-- BEGIN ENTRIES --

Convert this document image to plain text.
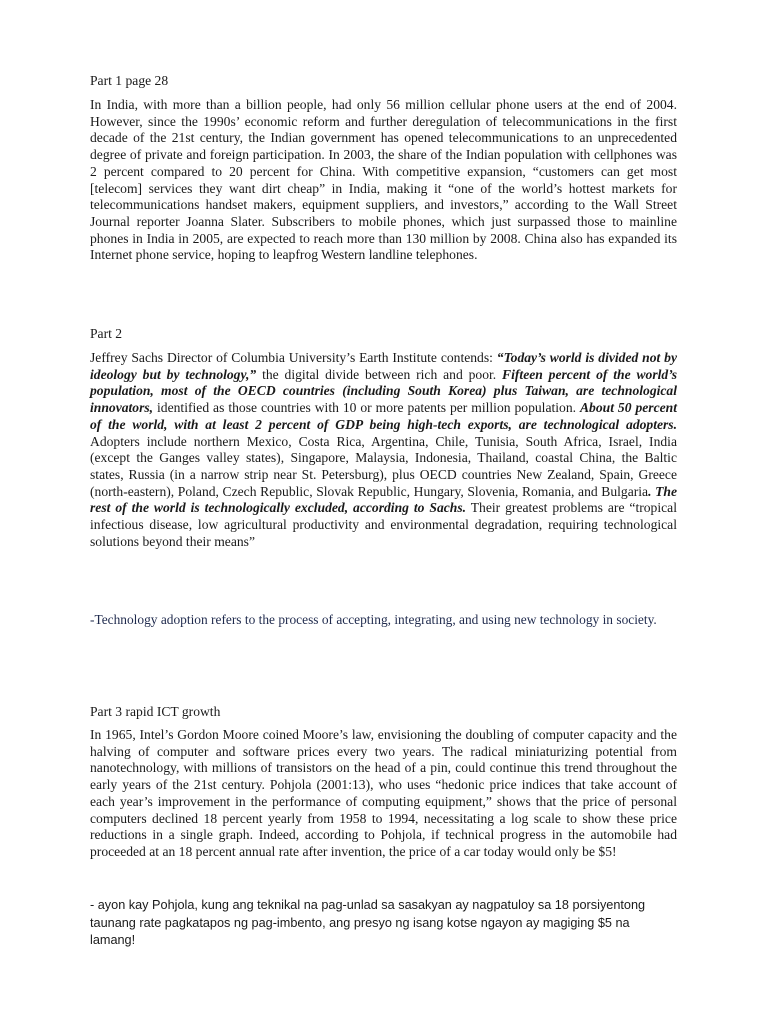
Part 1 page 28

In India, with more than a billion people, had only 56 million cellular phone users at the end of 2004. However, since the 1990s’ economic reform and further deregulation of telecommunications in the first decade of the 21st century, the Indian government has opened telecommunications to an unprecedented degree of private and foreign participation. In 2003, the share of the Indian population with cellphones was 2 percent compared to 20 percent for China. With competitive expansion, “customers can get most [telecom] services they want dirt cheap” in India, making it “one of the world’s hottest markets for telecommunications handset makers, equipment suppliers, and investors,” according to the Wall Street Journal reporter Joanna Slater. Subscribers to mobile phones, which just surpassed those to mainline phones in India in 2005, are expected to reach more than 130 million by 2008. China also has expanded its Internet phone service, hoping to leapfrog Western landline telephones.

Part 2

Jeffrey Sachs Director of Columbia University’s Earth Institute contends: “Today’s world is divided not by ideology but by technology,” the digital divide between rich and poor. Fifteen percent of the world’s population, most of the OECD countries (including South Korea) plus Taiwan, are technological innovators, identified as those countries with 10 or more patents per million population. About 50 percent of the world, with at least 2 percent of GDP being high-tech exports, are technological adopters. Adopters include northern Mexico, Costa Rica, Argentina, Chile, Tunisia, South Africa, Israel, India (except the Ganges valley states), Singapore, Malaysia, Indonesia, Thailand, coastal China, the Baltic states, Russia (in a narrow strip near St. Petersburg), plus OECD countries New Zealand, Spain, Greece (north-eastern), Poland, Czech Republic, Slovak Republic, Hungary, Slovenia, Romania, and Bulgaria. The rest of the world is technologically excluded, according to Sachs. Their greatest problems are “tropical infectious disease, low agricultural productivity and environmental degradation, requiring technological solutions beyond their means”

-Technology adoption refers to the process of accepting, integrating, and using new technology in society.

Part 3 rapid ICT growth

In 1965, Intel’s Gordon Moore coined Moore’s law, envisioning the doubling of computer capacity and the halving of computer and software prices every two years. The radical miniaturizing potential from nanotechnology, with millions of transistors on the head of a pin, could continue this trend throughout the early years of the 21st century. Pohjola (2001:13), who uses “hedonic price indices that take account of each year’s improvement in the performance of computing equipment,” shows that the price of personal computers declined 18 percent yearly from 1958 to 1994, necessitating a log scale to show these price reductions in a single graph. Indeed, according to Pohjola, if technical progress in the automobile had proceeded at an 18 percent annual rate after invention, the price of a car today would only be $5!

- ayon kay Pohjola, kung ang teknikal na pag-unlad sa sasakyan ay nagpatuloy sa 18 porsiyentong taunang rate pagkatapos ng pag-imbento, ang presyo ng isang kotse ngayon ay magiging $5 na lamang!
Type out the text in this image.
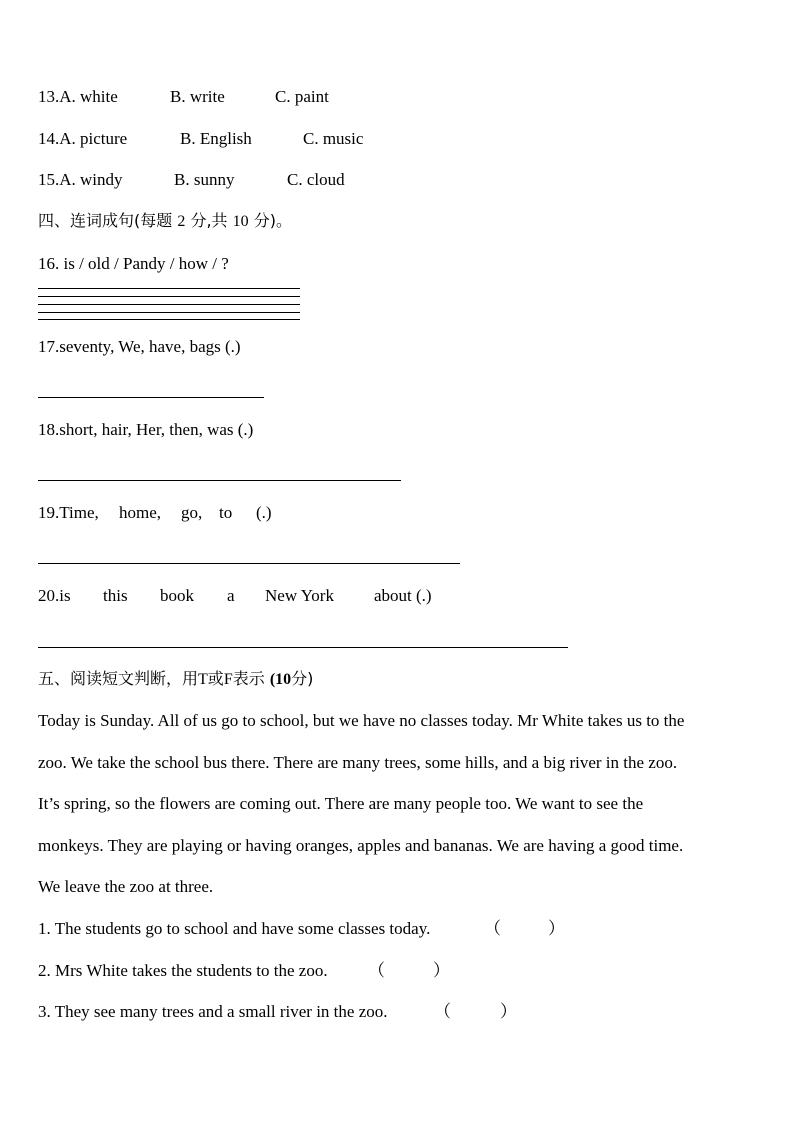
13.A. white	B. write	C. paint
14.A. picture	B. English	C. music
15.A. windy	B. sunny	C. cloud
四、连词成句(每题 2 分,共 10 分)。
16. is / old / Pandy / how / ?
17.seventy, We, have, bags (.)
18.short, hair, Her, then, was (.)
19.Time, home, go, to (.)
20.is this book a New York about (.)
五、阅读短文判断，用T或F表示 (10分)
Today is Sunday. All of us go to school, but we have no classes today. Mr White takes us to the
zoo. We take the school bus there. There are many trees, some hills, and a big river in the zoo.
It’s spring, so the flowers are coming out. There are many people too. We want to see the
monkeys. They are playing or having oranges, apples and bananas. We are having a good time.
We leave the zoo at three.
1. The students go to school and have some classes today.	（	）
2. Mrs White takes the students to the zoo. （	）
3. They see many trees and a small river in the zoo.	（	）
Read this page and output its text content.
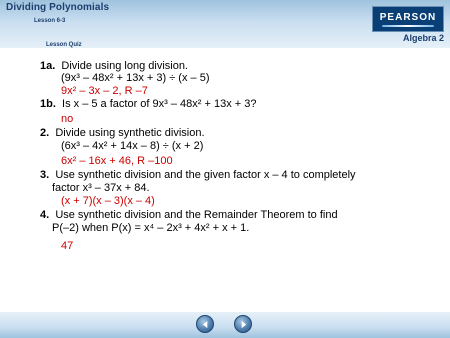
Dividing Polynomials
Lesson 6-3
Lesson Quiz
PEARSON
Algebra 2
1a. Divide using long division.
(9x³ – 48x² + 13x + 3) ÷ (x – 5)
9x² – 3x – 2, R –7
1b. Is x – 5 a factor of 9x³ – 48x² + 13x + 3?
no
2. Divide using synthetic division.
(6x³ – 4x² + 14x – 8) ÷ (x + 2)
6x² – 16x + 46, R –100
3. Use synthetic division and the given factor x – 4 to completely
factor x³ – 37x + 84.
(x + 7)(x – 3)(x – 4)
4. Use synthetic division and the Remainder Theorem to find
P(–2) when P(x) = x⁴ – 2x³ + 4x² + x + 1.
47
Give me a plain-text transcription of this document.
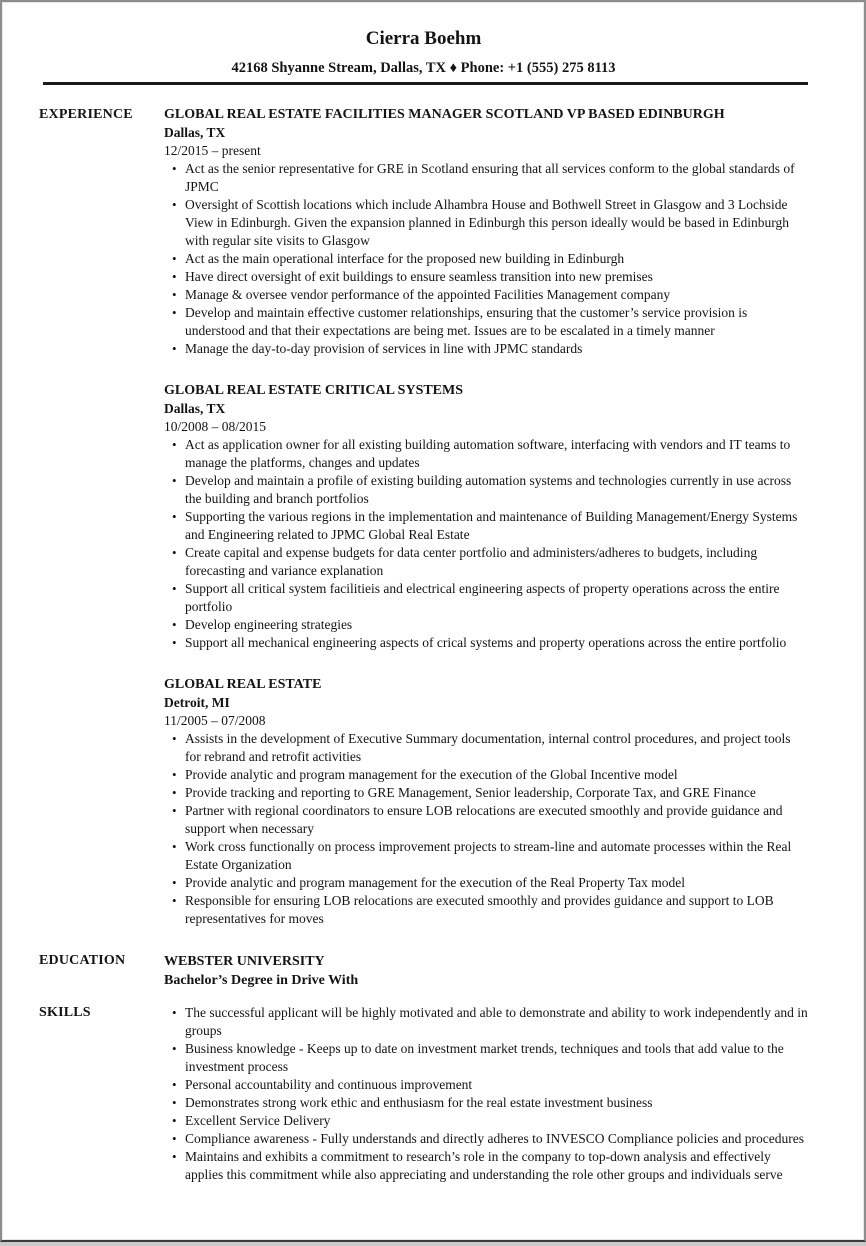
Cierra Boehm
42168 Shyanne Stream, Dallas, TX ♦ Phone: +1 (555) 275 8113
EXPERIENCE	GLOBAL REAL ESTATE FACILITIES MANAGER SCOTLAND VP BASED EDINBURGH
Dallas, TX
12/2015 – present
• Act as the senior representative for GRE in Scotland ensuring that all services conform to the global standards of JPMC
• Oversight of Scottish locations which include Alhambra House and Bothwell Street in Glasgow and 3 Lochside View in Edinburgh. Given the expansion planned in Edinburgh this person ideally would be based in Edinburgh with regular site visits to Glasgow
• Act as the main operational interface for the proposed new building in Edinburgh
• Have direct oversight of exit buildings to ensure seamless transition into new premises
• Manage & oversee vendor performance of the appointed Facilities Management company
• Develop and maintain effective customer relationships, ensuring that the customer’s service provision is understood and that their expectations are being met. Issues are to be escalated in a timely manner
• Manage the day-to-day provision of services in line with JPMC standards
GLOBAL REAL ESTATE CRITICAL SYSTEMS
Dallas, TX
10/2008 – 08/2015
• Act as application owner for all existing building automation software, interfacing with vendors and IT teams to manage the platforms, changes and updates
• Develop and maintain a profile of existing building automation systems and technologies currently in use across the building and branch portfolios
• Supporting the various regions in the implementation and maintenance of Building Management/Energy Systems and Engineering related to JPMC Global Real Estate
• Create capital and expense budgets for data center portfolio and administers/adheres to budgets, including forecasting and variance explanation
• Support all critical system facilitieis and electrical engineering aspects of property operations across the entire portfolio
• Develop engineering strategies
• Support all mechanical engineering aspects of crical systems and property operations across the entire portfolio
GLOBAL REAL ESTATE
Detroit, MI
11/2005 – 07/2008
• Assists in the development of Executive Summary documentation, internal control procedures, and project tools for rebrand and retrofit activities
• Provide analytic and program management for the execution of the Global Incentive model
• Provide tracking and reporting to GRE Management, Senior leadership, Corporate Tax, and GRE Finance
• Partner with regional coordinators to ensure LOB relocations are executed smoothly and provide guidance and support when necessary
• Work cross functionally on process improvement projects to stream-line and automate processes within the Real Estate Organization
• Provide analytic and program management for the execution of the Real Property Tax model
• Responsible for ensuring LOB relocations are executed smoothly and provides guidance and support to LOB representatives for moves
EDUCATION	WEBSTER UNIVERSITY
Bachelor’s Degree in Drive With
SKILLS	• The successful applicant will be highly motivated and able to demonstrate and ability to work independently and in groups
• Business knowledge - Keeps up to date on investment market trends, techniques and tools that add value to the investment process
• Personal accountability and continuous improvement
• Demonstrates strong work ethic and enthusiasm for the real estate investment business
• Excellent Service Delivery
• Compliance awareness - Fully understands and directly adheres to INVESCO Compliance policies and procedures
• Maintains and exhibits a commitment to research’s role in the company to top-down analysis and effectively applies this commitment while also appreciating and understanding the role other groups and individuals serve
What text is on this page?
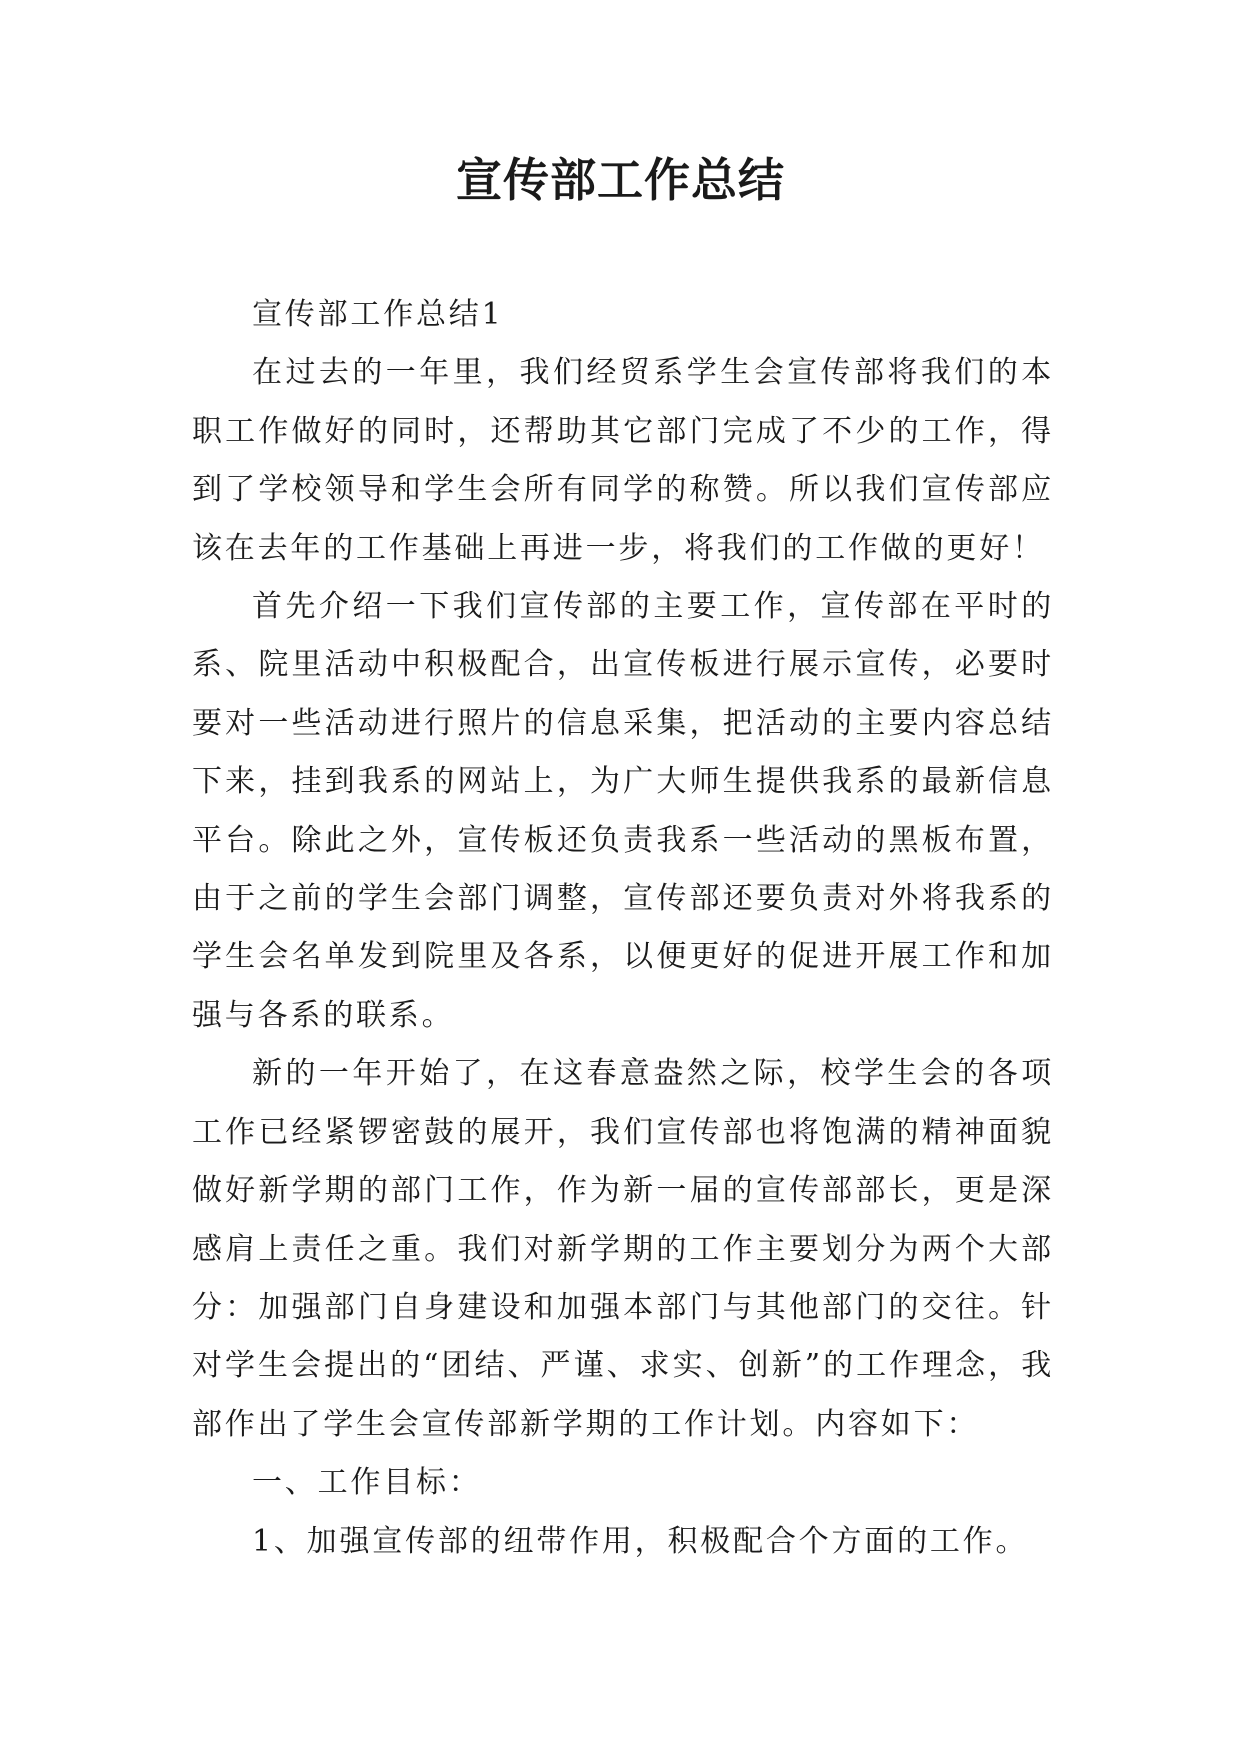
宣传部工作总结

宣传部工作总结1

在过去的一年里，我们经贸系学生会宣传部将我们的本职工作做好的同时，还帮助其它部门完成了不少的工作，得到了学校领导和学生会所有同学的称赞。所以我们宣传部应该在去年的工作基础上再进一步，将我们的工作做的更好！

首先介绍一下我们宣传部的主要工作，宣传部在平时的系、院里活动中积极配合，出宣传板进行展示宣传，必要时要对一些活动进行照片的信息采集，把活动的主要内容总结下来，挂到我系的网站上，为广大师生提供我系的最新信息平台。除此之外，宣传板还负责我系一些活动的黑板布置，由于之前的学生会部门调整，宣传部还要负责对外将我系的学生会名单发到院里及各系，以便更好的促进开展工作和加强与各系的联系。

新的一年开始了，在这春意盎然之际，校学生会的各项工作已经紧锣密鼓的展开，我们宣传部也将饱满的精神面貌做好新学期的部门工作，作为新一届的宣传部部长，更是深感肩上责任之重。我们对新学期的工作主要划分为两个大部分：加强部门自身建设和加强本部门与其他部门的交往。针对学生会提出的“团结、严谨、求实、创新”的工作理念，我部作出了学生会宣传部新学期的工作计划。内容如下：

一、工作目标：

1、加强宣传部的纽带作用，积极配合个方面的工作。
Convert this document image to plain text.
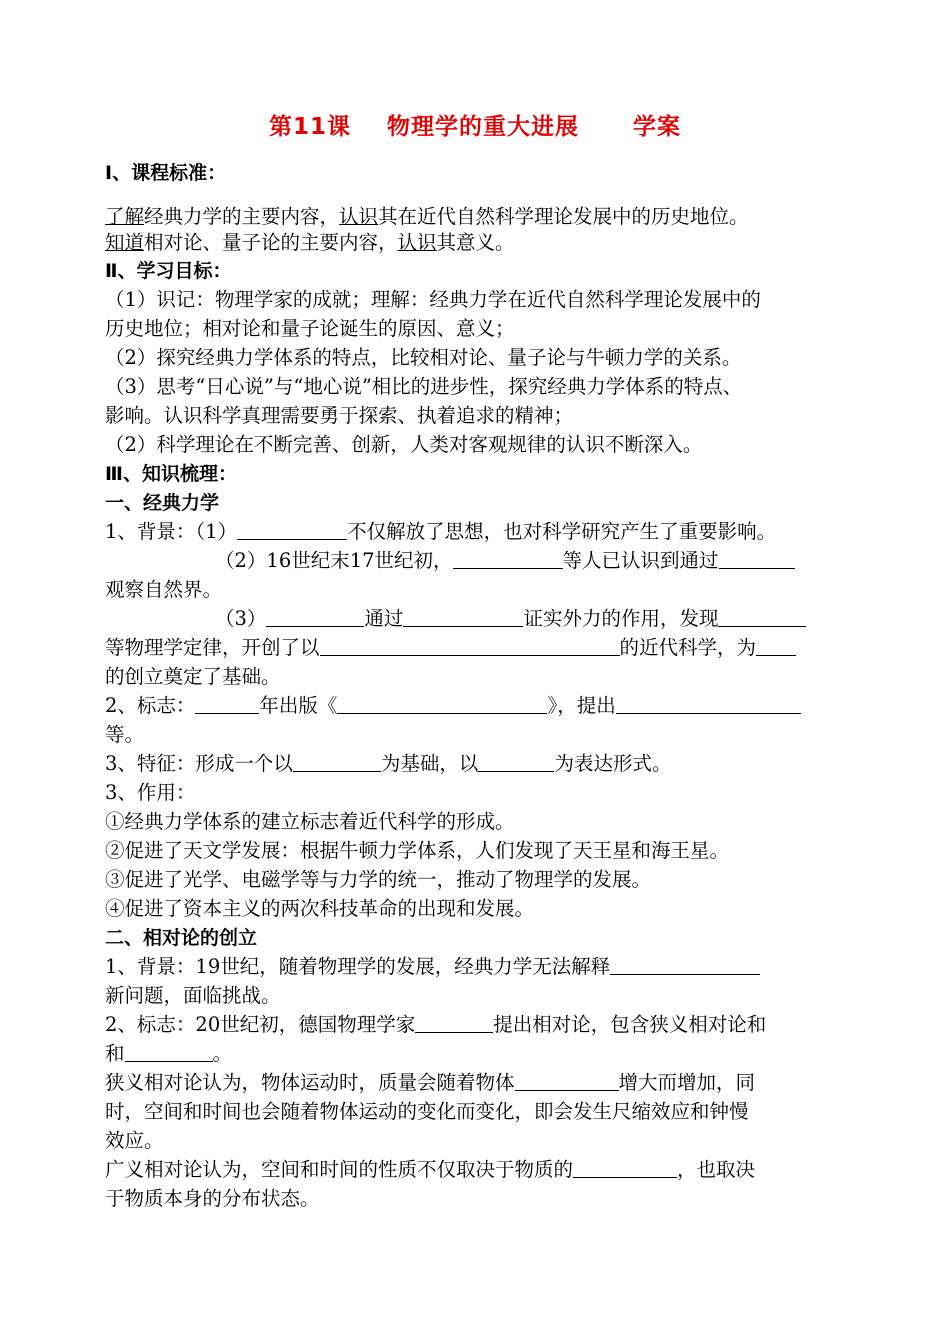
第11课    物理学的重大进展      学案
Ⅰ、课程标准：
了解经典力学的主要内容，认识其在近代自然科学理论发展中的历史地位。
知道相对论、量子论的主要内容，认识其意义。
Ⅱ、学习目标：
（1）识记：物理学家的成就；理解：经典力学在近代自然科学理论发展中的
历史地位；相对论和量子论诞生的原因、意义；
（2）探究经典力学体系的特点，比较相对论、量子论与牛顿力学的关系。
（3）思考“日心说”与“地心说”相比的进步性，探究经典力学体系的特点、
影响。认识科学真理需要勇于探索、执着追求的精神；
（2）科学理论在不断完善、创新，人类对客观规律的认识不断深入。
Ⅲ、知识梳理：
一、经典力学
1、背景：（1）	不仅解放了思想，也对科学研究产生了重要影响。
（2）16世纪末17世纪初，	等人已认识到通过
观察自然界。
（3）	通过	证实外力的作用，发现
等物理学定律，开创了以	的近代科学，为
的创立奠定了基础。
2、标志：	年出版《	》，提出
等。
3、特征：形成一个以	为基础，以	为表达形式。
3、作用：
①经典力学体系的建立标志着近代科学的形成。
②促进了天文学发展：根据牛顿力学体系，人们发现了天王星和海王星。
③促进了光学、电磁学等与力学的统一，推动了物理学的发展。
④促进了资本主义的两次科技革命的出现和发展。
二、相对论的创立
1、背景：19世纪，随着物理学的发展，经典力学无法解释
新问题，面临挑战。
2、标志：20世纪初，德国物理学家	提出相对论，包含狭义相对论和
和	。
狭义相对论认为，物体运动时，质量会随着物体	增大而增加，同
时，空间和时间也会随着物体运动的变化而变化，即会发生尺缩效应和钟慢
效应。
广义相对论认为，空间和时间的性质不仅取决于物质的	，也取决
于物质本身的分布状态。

-- END ENTRIES --

■ GIVEN TASK
Gather all lines from the listing above in which "division" occurs.

■ SOLUTION BELOW
1a. Divide using long division.
2. Divide using synthetic division.
3. Use synthetic division and the given factor x – 4 to completely
4. Use synthetic division and the Remainder Theorem to find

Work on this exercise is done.